_What this task involves:_
Quote every one of the records below word for word, leaving the pictures out of your answer.

[Entries from a dataset]
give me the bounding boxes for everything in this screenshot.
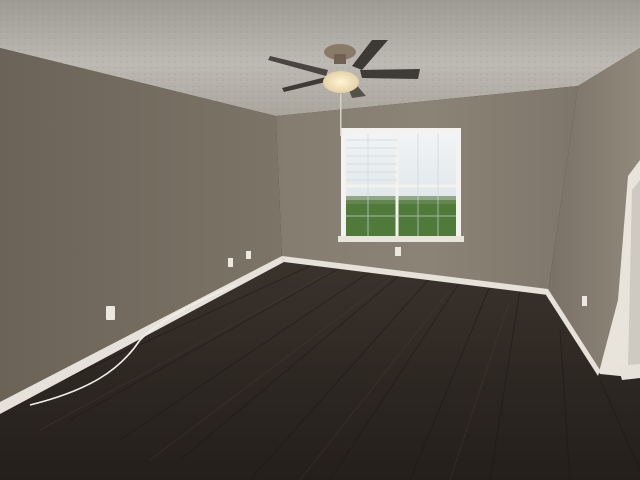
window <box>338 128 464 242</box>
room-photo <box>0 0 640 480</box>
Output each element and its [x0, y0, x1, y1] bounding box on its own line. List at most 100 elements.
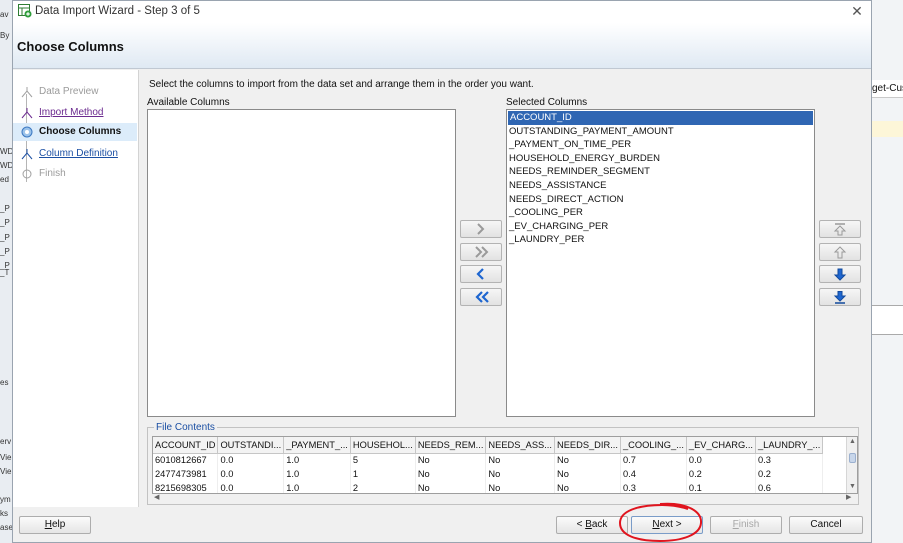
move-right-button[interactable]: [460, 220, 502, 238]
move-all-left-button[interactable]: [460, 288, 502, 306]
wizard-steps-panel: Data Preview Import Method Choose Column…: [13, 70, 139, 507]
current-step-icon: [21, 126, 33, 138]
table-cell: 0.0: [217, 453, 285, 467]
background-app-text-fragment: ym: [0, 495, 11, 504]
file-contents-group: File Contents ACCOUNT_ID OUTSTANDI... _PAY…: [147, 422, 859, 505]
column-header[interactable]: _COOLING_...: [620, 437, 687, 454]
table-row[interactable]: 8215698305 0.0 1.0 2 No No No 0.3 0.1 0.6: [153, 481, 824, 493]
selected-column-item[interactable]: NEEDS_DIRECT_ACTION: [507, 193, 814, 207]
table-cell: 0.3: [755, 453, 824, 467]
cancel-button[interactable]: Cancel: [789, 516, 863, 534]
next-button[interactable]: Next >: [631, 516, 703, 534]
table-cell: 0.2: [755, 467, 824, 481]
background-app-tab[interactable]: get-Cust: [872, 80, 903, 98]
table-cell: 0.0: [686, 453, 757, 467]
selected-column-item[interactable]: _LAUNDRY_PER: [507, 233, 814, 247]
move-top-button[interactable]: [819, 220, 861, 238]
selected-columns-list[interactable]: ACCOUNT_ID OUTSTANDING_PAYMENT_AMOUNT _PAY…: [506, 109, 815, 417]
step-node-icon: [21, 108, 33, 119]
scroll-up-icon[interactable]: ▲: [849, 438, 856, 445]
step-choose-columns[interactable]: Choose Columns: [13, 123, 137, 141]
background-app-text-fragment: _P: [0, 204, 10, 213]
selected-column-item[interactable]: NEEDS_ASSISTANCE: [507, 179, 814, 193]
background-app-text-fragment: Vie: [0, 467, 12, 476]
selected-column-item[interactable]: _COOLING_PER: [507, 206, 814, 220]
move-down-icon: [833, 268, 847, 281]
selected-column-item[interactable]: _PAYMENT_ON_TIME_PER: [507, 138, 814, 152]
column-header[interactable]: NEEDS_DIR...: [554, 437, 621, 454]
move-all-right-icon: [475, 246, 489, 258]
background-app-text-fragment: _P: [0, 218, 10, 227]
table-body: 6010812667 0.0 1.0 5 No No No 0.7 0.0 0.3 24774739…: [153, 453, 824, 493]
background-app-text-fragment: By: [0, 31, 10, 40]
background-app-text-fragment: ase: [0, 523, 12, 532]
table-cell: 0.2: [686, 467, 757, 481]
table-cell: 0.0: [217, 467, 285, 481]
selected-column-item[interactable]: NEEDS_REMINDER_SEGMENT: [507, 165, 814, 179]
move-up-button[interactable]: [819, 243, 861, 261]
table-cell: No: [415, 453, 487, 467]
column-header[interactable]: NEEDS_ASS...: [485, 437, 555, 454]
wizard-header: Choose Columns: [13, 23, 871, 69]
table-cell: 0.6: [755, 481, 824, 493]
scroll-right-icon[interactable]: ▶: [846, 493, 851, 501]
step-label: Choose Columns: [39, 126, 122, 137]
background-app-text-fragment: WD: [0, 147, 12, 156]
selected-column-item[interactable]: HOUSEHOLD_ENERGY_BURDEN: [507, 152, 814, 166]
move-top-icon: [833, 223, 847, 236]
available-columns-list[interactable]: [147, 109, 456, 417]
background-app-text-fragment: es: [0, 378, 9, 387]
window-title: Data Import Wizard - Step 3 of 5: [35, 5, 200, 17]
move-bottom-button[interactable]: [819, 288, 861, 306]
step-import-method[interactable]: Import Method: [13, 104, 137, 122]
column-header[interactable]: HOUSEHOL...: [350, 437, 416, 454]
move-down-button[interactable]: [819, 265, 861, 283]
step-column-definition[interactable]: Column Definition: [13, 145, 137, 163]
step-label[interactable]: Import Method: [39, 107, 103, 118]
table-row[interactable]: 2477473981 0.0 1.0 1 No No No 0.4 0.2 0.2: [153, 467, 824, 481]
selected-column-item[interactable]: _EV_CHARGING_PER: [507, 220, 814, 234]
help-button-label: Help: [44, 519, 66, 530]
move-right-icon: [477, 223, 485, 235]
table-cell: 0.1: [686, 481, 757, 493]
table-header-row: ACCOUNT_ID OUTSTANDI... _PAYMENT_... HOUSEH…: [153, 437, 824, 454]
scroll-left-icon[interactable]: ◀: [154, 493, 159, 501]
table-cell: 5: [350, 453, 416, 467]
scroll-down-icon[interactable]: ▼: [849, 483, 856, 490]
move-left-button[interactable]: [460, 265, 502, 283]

_The answer:_
give me the bounding boxes for everything in this screenshot.
window <box>338 128 464 242</box>
room-photo <box>0 0 640 480</box>
Output each element and its [x0, y0, x1, y1] bounding box on its own line. List at most 100 elements.
move-right-button[interactable]: [460, 220, 502, 238]
move-all-left-button[interactable]: [460, 288, 502, 306]
wizard-steps-panel: Data Preview Import Method Choose Column…: [13, 70, 139, 507]
current-step-icon: [21, 126, 33, 138]
table-cell: 0.0: [217, 453, 285, 467]
background-app-text-fragment: ym: [0, 495, 11, 504]
file-contents-group: File Contents ACCOUNT_ID OUTSTANDI... _PAY…: [147, 422, 859, 505]
column-header[interactable]: _COOLING_...: [620, 437, 687, 454]
table-row[interactable]: 8215698305 0.0 1.0 2 No No No 0.3 0.1 0.6: [153, 481, 824, 493]
selected-column-item[interactable]: NEEDS_DIRECT_ACTION: [507, 193, 814, 207]
table-cell: 0.3: [755, 453, 824, 467]
cancel-button[interactable]: Cancel: [789, 516, 863, 534]
next-button[interactable]: Next >: [631, 516, 703, 534]
table-cell: 0.2: [755, 467, 824, 481]
background-app-tab[interactable]: get-Cust: [872, 80, 903, 98]
table-cell: 0.0: [686, 453, 757, 467]
selected-column-item[interactable]: _LAUNDRY_PER: [507, 233, 814, 247]
move-top-button[interactable]: [819, 220, 861, 238]
selected-columns-list[interactable]: ACCOUNT_ID OUTSTANDING_PAYMENT_AMOUNT _PAY…: [506, 109, 815, 417]
step-node-icon: [21, 108, 33, 119]
scroll-up-icon[interactable]: ▲: [849, 438, 856, 445]
step-choose-columns[interactable]: Choose Columns: [13, 123, 137, 141]
background-app-text-fragment: _P: [0, 204, 10, 213]
selected-column-item[interactable]: NEEDS_ASSISTANCE: [507, 179, 814, 193]
background-app-text-fragment: Vie: [0, 467, 12, 476]
selected-column-item[interactable]: _COOLING_PER: [507, 206, 814, 220]
move-down-icon: [833, 268, 847, 281]
selected-column-item[interactable]: _PAYMENT_ON_TIME_PER: [507, 138, 814, 152]
column-header[interactable]: NEEDS_DIR...: [554, 437, 621, 454]
move-all-right-icon: [475, 246, 489, 258]
background-app-text-fragment: _P: [0, 218, 10, 227]
table-body: 6010812667 0.0 1.0 5 No No No 0.7 0.0 0.3 24774739…: [153, 453, 824, 493]
background-app-text-fragment: By: [0, 31, 10, 40]
background-app-text-fragment: ase: [0, 523, 12, 532]
table-cell: 0.2: [686, 467, 757, 481]
table-cell: 0.0: [217, 467, 285, 481]
selected-column-item[interactable]: NEEDS_REMINDER_SEGMENT: [507, 165, 814, 179]
move-up-button[interactable]: [819, 243, 861, 261]
table-cell: No: [415, 453, 487, 467]
column-header[interactable]: NEEDS_ASS...: [485, 437, 555, 454]
wizard-header: Choose Columns: [13, 23, 871, 69]
table-cell: 0.6: [755, 481, 824, 493]
scroll-right-icon[interactable]: ▶: [846, 493, 851, 501]
step-label: Choose Columns: [39, 126, 122, 137]
background-app-text-fragment: WD: [0, 147, 12, 156]
selected-column-item[interactable]: HOUSEHOLD_ENERGY_BURDEN: [507, 152, 814, 166]
move-top-icon: [833, 223, 847, 236]
available-columns-list[interactable]: [147, 109, 456, 417]
background-app-text-fragment: es: [0, 378, 9, 387]
window-title: Data Import Wizard - Step 3 of 5: [35, 5, 200, 17]
move-bottom-button[interactable]: [819, 288, 861, 306]
step-import-method[interactable]: Import Method: [13, 104, 137, 122]
column-header[interactable]: HOUSEHOL...: [350, 437, 416, 454]
move-down-button[interactable]: [819, 265, 861, 283]
step-column-definition[interactable]: Column Definition: [13, 145, 137, 163]
step-label[interactable]: Import Method: [39, 107, 103, 118]
table-row[interactable]: 2477473981 0.0 1.0 1 No No No 0.4 0.2 0.2: [153, 467, 824, 481]
selected-column-item[interactable]: _EV_CHARGING_PER: [507, 220, 814, 234]
help-button-label: Help: [44, 519, 66, 530]
move-right-icon: [477, 223, 485, 235]
table-cell: 0.1: [686, 481, 757, 493]
table-header-row: ACCOUNT_ID OUTSTANDI... _PAYMENT_... HOUSEH…: [153, 437, 824, 454]
scroll-left-icon[interactable]: ◀: [154, 493, 159, 501]
table-cell: 5: [350, 453, 416, 467]
scroll-down-icon[interactable]: ▼: [849, 483, 856, 490]
move-left-button[interactable]: [460, 265, 502, 283]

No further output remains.